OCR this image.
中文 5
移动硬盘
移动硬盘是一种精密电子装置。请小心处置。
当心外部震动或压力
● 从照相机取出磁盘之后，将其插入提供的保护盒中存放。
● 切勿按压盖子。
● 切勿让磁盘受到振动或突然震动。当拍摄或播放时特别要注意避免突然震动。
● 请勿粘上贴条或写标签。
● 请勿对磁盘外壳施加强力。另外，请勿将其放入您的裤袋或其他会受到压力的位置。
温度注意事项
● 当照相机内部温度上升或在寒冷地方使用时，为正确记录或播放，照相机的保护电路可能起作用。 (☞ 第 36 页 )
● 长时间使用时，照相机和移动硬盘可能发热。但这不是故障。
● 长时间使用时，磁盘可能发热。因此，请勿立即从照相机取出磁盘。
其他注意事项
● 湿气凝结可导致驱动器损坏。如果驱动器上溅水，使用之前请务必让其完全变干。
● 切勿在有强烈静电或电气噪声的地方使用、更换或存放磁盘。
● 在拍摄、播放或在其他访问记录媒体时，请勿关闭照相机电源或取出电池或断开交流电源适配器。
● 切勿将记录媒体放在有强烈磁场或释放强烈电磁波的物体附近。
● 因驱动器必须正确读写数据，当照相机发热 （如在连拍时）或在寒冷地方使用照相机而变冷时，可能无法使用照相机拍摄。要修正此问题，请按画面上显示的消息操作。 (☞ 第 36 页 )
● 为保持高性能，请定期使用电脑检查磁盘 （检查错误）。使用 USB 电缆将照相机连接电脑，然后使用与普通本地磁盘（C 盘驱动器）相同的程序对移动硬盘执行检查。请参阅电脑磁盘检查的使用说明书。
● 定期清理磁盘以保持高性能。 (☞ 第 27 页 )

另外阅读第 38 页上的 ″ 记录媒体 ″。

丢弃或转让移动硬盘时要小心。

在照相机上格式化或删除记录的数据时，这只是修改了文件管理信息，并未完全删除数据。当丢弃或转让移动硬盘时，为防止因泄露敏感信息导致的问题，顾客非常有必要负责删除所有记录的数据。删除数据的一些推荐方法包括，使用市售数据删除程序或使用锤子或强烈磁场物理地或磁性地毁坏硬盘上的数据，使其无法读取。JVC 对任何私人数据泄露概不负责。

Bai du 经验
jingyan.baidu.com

Written instruction: Write out every line of the records exactly.

Written solution:
OCR this image.
中文 5
移动硬盘
移动硬盘是一种精密电子装置。请小心处置。
当心外部震动或压力
● 从照相机取出磁盘之后，将其插入提供的保护盒中存放。
● 切勿按压盖子。
● 切勿让磁盘受到振动或突然震动。当拍摄或播放时特别要注意避免突然震动。
● 请勿粘上贴条或写标签。
● 请勿对磁盘外壳施加强力。另外，请勿将其放入您的裤袋或其他会受到压力的位置。
温度注意事项
● 当照相机内部温度上升或在寒冷地方使用时，为正确记录或播放，照相机的保护电路可能起作用。 (☞ 第 36 页 )
● 长时间使用时，照相机和移动硬盘可能发热。但这不是故障。
● 长时间使用时，磁盘可能发热。因此，请勿立即从照相机取出磁盘。
其他注意事项
● 湿气凝结可导致驱动器损坏。如果驱动器上溅水，使用之前请务必让其完全变干。
● 切勿在有强烈静电或电气噪声的地方使用、更换或存放磁盘。
● 在拍摄、播放或在其他访问记录媒体时，请勿关闭照相机电源或取出电池或断开交流电源适配器。
● 切勿将记录媒体放在有强烈磁场或释放强烈电磁波的物体附近。
● 因驱动器必须正确读写数据，当照相机发热 （如在连拍时）或在寒冷地方使用照相机而变冷时，可能无法使用照相机拍摄。要修正此问题，请按画面上显示的消息操作。 (☞ 第 36 页 )
● 为保持高性能，请定期使用电脑检查磁盘 （检查错误）。使用 USB 电缆将照相机连接电脑，然后使用与普通本地磁盘（C 盘驱动器）相同的程序对移动硬盘执行检查。请参阅电脑磁盘检查的使用说明书。
● 定期清理磁盘以保持高性能。 (☞ 第 27 页 )

另外阅读第 38 页上的 ″ 记录媒体 ″。

丢弃或转让移动硬盘时要小心。

在照相机上格式化或删除记录的数据时，这只是修改了文件管理信息，并未完全删除数据。当丢弃或转让移动硬盘时，为防止因泄露敏感信息导致的问题，顾客非常有必要负责删除所有记录的数据。删除数据的一些推荐方法包括，使用市售数据删除程序或使用锤子或强烈磁场物理地或磁性地毁坏硬盘上的数据，使其无法读取。JVC 对任何私人数据泄露概不负责。

Bai du 经验
jingyan.baidu.com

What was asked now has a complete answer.